#### Short task
Below are records. Copy every line with "color" in it.

#### Available records
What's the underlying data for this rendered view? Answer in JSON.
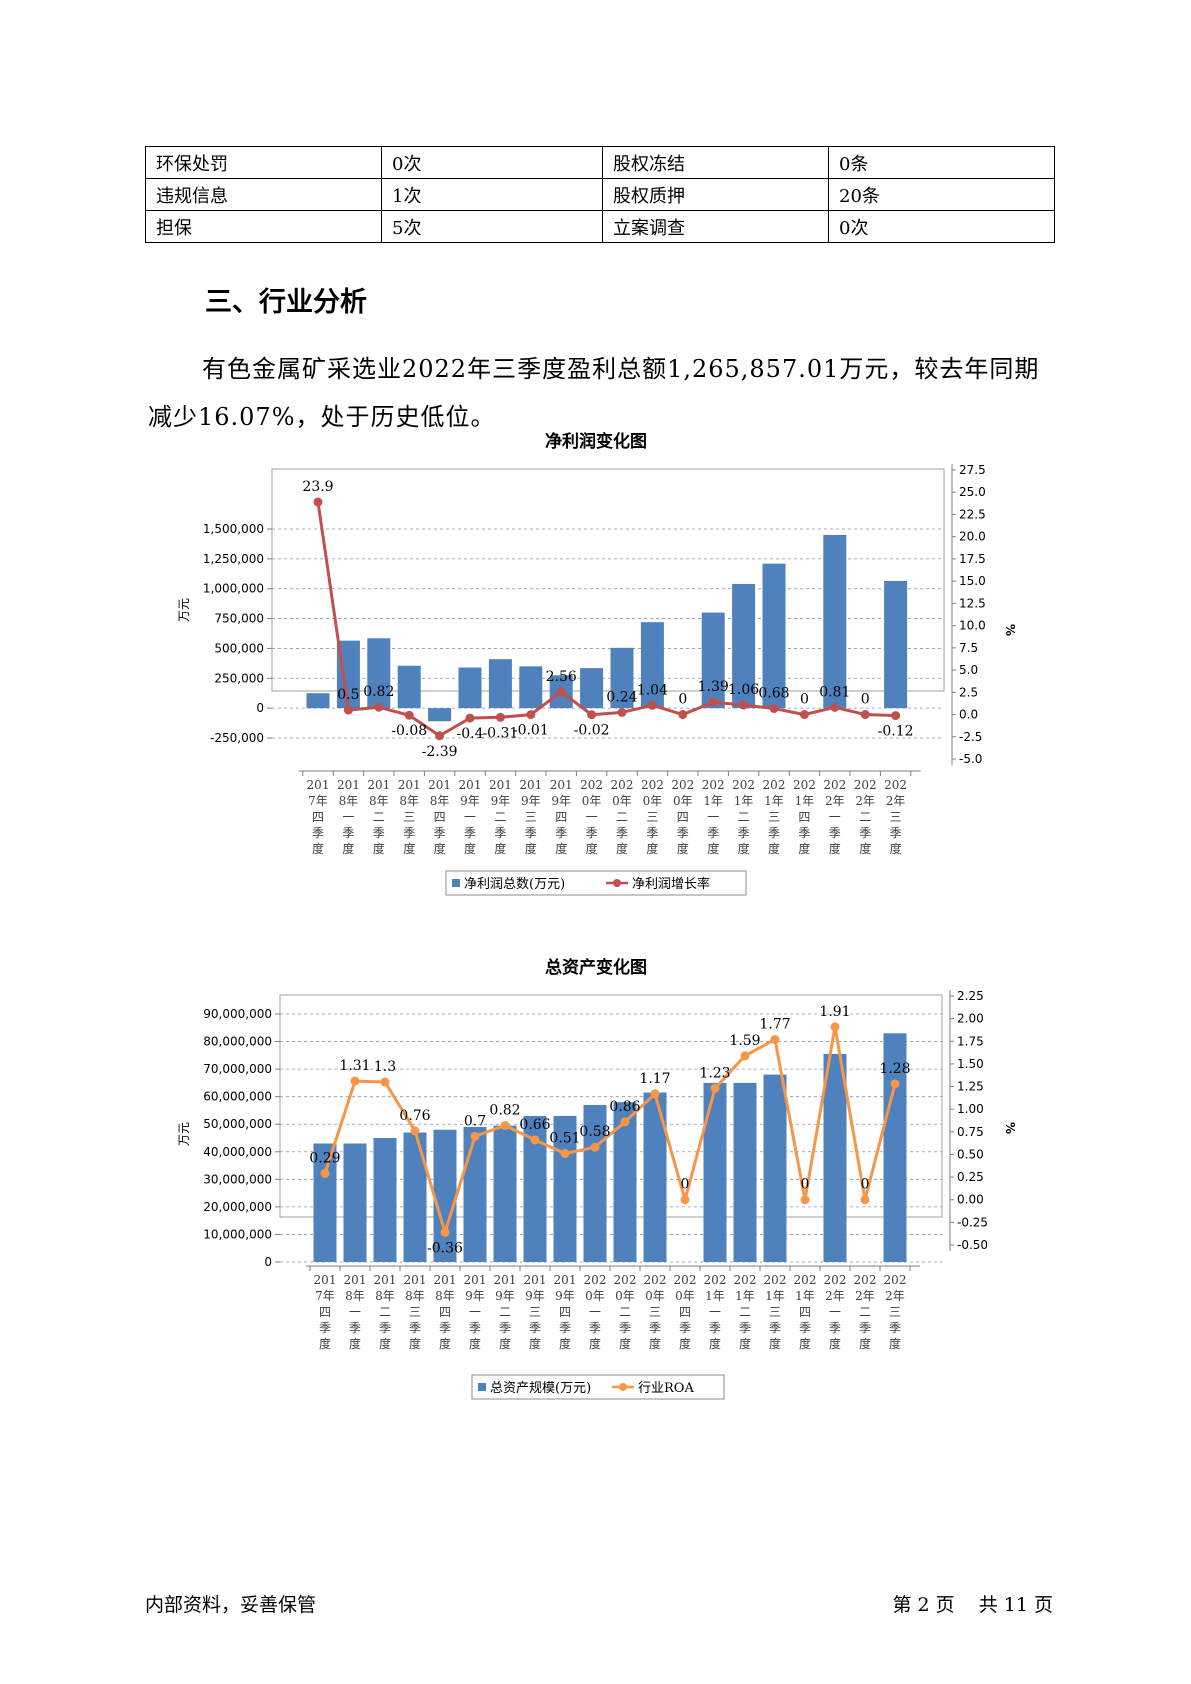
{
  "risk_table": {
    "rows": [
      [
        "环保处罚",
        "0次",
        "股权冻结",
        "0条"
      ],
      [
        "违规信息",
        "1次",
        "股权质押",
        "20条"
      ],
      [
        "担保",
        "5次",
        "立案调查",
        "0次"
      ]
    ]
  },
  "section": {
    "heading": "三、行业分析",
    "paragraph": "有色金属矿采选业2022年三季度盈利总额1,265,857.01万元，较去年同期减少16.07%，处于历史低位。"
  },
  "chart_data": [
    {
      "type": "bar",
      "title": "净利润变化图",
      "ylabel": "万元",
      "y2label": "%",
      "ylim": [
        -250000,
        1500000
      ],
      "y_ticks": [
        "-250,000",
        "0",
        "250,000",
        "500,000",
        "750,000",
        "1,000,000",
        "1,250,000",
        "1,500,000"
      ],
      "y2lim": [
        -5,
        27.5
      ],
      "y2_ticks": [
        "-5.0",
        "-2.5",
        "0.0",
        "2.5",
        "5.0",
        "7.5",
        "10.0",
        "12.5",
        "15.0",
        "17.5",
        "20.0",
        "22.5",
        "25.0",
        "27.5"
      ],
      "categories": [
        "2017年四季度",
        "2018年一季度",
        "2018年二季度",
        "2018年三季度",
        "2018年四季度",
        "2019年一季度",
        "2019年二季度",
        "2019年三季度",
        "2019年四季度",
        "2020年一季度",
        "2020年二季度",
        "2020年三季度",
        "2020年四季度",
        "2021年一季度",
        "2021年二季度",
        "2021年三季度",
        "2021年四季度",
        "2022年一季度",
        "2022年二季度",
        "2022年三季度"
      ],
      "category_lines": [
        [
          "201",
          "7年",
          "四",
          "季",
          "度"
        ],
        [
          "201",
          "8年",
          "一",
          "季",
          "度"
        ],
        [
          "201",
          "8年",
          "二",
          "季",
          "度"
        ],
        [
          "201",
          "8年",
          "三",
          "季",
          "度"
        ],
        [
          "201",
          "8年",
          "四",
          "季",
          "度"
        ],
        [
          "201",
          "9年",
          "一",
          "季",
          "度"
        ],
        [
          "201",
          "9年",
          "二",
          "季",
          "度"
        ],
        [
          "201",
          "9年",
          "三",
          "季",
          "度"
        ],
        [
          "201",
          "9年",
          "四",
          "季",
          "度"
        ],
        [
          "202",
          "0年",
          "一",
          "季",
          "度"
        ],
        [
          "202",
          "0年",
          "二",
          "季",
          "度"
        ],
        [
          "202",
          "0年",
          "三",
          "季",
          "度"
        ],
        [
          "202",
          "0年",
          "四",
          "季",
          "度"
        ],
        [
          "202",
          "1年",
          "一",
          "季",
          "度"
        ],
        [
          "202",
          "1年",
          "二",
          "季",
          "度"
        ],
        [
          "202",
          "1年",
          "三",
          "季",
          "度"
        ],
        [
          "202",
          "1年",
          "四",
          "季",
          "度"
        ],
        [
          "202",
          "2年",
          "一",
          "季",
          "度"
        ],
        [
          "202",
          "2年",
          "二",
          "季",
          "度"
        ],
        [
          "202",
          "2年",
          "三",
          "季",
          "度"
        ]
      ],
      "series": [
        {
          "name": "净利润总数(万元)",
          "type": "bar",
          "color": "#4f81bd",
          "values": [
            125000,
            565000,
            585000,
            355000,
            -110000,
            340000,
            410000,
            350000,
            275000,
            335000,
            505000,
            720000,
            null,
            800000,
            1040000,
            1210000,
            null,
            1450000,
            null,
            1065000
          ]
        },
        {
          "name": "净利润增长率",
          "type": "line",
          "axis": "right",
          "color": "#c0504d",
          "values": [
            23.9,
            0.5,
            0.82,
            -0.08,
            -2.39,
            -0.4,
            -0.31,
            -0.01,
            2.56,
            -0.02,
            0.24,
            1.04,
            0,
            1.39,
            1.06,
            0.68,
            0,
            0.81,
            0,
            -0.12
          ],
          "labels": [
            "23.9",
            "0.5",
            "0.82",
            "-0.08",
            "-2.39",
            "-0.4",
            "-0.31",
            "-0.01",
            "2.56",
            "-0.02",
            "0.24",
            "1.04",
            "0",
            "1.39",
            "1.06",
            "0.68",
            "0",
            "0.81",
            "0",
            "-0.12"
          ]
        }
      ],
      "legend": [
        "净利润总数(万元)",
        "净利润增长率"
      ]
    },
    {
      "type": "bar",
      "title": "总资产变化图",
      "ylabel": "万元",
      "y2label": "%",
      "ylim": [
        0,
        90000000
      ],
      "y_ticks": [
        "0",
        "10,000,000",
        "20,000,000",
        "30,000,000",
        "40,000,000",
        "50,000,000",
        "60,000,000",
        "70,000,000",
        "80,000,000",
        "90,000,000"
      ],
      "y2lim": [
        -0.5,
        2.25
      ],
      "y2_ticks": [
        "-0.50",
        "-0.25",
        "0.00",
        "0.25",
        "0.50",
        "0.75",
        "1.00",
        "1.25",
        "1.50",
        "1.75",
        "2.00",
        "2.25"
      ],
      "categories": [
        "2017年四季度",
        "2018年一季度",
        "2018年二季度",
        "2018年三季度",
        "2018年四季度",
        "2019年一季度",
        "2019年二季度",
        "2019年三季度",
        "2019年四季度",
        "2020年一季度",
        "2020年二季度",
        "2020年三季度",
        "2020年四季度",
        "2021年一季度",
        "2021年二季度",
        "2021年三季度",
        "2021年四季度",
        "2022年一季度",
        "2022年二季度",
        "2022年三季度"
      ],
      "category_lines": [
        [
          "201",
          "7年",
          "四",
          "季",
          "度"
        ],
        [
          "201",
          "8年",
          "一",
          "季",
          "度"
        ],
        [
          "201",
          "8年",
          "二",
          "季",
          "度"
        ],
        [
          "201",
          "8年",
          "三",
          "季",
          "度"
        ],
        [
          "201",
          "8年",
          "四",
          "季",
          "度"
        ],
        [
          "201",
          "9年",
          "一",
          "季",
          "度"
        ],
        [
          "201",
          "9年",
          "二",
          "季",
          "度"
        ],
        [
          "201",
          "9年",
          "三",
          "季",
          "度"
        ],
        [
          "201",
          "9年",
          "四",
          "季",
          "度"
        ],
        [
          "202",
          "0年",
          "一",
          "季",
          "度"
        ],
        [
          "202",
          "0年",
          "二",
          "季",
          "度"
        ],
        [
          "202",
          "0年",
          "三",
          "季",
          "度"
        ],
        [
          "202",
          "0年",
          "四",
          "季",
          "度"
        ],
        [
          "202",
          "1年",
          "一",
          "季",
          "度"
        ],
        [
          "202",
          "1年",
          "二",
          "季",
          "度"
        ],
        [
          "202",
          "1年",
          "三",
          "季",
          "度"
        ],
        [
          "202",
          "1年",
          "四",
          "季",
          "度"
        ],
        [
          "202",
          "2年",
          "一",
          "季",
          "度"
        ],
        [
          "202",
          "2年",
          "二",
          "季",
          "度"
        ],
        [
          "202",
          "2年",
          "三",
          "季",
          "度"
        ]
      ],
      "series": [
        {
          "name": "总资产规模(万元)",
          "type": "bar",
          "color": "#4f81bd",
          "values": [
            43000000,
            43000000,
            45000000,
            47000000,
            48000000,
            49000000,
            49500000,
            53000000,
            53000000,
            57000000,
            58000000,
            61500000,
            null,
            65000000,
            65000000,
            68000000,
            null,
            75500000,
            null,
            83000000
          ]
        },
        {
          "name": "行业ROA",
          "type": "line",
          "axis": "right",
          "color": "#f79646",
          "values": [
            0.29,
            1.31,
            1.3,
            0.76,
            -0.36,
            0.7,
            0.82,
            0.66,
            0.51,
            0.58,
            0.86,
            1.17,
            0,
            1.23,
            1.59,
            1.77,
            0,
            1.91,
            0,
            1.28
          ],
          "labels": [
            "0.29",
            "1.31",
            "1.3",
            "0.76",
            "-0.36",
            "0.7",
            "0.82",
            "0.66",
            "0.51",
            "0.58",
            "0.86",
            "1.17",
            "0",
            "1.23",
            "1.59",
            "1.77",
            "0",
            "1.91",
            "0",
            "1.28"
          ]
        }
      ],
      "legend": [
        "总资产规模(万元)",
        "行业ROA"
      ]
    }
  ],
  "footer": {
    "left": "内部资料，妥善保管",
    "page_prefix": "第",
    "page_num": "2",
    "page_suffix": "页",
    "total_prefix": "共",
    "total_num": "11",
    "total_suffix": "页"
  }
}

#### Task output
          "color": "#4f81bd",
          "color": "#c0504d",
          "color": "#4f81bd",
          "color": "#f79646",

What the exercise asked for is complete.